*WHAT IS ASKED*:
Identify the lines that contain the string "NELORE", then copy each of them.

*SUPPLIED MATERIAL*:

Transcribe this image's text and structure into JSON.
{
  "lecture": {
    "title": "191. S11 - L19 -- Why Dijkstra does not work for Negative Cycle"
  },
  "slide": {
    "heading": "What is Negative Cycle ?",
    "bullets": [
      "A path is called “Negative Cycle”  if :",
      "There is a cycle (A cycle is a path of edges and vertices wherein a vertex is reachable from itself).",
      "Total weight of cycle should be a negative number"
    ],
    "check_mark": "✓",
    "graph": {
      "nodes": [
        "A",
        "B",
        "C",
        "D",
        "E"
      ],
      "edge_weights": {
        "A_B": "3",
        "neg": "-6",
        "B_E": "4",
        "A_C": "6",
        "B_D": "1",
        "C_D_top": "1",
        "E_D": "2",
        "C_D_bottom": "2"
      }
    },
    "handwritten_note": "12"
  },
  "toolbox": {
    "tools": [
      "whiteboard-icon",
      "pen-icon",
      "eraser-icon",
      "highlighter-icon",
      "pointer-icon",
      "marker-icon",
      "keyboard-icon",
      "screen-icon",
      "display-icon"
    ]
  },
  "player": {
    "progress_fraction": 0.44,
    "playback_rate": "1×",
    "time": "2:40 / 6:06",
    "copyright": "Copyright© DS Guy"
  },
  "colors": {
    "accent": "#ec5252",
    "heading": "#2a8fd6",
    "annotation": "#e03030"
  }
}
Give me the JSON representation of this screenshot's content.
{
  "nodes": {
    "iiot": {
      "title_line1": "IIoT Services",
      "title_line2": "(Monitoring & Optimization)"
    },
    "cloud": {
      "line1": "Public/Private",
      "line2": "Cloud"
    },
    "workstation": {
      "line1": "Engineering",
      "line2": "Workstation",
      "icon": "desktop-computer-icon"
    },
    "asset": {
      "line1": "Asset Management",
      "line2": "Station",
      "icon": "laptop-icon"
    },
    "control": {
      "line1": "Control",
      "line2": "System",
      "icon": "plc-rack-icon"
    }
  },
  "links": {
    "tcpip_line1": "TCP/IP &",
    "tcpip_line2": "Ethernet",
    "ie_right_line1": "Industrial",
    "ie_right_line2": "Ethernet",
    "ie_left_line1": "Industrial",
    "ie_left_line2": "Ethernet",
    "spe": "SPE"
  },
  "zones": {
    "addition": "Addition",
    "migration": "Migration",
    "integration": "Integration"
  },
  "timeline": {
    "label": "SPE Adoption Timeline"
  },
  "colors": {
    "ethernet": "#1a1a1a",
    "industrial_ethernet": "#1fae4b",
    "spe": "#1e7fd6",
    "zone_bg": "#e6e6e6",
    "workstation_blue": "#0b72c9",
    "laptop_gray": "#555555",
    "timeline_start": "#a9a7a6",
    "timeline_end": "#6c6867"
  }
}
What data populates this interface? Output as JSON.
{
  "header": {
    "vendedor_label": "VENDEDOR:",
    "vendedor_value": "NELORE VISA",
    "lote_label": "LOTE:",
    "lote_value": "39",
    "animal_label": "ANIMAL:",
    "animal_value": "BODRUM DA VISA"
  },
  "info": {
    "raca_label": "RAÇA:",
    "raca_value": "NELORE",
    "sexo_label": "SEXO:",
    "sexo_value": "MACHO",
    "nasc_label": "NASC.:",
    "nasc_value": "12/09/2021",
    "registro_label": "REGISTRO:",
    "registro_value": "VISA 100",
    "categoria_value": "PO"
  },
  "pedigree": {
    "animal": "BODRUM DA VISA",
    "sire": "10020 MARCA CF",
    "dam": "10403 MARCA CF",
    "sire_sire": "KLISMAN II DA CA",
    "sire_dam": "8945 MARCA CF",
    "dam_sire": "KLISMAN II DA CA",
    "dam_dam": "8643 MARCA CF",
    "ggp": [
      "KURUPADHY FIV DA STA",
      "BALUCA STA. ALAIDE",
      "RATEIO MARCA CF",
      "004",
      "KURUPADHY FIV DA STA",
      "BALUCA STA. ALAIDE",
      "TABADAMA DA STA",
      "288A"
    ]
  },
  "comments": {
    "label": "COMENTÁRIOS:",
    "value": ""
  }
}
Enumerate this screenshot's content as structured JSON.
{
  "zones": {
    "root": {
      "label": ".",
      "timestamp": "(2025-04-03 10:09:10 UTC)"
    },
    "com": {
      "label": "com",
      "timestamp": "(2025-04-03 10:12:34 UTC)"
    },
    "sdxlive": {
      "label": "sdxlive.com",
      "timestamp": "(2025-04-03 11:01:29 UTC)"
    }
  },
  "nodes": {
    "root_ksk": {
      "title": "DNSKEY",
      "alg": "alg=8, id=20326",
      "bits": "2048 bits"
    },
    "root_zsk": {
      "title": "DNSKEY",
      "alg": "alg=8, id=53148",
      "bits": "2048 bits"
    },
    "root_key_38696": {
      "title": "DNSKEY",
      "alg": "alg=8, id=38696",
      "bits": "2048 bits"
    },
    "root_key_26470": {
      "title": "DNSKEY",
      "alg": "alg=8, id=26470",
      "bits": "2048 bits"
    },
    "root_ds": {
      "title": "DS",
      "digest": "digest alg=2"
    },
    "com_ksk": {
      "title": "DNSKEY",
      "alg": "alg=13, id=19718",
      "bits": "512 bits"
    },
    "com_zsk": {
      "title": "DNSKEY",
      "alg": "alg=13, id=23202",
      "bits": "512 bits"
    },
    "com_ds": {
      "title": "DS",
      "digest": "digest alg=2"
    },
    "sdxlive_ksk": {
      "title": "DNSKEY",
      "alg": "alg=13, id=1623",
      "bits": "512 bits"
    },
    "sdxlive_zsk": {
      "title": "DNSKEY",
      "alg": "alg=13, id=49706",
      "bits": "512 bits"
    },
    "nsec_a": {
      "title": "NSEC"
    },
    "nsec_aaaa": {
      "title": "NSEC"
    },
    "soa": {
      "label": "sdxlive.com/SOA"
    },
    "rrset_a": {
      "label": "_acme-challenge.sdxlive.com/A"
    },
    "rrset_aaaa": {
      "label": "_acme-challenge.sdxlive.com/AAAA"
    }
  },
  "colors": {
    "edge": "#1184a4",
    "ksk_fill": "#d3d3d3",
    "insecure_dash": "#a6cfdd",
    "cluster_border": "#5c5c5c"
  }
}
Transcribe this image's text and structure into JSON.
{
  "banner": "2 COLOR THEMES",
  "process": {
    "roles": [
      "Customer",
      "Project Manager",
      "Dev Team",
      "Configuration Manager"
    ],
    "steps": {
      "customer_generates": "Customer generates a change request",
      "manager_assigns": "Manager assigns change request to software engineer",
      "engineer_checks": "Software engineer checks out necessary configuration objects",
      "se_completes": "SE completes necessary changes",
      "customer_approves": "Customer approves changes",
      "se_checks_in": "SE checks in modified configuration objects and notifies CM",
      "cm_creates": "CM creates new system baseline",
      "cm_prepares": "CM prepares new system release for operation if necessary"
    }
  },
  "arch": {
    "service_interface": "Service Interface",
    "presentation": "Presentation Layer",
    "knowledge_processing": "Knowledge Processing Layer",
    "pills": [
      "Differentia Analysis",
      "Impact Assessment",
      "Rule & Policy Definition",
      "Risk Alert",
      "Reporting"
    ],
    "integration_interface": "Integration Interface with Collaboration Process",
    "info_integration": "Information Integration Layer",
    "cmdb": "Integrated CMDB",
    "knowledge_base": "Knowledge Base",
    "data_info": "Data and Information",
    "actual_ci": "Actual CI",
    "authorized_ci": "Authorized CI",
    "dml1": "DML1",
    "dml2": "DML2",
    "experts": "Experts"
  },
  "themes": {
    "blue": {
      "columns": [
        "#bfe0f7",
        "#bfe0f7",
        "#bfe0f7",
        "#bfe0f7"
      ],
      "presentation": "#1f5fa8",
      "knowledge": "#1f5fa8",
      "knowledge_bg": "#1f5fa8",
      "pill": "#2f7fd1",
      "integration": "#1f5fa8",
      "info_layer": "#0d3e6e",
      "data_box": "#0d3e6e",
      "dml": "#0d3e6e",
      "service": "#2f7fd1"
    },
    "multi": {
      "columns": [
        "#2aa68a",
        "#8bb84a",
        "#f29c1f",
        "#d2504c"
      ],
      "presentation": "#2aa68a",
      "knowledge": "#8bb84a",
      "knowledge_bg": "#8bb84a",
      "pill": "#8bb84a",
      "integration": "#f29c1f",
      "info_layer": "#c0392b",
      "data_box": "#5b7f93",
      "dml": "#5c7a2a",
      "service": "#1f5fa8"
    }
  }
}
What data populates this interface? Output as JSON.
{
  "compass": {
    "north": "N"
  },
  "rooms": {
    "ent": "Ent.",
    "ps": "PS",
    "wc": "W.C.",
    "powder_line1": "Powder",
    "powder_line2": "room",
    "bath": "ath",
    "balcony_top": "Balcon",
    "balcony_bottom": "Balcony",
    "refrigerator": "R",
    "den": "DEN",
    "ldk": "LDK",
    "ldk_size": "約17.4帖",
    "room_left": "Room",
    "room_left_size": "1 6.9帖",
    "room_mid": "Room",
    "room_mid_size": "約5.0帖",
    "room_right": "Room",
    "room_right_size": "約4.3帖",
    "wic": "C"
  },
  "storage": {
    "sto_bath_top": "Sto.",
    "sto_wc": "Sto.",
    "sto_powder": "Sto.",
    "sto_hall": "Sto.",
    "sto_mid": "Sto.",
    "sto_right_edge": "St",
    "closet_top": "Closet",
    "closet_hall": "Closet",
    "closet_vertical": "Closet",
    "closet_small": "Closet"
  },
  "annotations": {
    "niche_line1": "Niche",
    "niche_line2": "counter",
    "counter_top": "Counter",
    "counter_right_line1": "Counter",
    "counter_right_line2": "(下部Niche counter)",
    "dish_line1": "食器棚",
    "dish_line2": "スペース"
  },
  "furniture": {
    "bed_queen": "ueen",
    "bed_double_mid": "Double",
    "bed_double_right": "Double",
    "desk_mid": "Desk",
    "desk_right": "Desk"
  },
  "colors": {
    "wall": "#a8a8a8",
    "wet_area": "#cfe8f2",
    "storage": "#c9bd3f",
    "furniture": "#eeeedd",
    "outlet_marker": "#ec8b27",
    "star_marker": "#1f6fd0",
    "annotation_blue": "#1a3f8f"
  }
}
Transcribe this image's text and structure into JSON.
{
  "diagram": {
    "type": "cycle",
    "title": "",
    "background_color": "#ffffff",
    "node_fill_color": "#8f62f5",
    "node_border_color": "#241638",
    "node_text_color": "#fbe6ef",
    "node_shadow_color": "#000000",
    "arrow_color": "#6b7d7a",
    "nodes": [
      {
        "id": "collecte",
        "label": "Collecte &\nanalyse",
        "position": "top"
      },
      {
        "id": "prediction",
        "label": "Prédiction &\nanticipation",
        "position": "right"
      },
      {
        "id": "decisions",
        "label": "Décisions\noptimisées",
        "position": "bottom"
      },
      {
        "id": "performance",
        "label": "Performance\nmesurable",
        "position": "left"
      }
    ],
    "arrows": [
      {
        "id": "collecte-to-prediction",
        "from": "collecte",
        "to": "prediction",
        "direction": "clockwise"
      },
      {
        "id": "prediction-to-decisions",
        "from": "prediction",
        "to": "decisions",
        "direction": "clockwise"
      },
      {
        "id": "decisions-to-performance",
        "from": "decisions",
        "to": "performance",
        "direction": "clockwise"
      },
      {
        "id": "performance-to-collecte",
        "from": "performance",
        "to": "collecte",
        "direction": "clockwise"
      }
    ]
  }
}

*RESPONSE TO THIS EXERCISE*:
    "vendedor_value": "NELORE VISA",
    "raca_value": "NELORE",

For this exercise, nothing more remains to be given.